» **GIVEN REQUEST**
Every line that contains "novas" counts once; give the total number of such lines, with no other words.

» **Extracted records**

__________________________________________________

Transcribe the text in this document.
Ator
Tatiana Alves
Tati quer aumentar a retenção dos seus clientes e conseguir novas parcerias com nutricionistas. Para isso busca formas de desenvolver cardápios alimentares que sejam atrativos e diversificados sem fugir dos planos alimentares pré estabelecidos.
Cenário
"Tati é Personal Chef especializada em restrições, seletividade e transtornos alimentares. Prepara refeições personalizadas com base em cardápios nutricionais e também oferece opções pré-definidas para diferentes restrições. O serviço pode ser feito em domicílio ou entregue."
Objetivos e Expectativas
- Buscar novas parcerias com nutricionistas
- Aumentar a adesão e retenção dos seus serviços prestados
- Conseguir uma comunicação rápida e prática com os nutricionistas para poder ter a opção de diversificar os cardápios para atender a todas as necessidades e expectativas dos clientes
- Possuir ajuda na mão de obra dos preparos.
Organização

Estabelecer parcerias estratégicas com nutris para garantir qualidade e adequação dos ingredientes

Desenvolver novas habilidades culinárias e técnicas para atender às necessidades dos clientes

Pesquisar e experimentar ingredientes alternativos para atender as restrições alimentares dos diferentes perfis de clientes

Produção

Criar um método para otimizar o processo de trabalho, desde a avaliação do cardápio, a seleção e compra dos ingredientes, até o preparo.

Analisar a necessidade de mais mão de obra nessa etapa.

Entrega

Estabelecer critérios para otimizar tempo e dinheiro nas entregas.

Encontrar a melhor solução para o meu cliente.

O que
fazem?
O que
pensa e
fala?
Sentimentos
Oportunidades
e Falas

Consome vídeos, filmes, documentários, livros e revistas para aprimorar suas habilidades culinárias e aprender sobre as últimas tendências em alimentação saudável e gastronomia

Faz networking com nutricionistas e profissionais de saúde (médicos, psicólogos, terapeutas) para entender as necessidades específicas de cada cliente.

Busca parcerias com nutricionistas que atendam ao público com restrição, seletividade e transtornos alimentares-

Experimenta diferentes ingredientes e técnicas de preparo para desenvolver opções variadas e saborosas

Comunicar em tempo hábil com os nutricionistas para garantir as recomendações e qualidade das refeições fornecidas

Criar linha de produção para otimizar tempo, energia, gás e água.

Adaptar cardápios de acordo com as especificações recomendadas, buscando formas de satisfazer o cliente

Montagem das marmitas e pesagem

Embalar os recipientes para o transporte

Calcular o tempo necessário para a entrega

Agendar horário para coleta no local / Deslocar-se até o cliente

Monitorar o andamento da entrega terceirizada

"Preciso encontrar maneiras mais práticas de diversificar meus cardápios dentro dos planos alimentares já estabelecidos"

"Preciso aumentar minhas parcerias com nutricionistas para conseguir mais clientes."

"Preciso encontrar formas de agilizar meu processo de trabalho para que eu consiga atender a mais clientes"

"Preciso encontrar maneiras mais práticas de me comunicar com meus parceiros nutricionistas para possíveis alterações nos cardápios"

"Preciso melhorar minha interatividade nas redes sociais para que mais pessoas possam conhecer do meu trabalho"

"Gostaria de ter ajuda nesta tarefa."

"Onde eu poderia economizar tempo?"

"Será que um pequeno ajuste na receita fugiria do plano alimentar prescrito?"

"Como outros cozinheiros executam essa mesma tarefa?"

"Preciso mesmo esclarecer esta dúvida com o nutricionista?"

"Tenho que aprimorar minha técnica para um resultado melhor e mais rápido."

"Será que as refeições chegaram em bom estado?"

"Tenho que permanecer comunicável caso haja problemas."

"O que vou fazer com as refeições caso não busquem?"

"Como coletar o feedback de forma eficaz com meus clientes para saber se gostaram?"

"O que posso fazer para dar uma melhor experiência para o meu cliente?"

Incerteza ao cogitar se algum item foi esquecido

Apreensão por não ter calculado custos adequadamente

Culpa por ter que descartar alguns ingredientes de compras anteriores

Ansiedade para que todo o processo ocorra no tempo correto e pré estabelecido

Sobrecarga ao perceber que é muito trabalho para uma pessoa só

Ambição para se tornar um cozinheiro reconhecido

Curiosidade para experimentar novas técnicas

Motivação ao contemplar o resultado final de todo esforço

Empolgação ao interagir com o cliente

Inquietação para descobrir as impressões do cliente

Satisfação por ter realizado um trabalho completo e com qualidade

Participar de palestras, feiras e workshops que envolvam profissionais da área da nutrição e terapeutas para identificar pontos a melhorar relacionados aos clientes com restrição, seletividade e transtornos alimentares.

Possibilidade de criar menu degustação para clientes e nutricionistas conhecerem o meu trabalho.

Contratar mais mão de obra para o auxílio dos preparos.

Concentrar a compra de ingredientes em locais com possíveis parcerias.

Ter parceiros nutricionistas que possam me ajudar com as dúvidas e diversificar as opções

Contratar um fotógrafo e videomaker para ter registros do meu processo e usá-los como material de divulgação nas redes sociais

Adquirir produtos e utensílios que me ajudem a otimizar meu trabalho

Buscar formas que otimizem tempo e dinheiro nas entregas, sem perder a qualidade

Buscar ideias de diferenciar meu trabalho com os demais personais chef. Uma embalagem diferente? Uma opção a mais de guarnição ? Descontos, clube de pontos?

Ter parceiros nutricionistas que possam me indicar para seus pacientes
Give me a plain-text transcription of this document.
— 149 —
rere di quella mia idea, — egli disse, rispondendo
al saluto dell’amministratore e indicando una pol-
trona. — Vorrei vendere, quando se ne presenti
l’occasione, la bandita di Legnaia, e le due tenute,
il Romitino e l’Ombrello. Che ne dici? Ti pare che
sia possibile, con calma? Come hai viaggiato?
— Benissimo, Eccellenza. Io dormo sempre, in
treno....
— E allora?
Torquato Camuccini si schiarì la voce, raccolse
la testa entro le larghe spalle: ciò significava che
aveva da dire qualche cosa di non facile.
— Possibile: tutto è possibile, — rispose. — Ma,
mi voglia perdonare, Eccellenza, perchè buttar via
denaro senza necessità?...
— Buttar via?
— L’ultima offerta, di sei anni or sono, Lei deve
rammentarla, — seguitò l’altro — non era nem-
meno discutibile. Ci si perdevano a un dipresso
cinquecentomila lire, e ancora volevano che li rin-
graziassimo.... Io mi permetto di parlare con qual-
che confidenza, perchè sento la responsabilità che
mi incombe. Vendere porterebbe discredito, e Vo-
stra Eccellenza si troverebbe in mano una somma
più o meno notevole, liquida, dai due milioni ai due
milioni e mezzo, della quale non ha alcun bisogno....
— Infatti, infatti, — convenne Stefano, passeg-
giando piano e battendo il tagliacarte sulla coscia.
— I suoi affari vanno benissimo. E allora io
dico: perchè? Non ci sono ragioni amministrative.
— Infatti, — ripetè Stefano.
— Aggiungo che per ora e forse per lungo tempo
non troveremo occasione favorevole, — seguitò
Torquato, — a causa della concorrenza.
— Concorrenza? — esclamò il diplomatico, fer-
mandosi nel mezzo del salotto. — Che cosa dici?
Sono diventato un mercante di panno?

__________________________________________________

» **FULL ANSWER**
4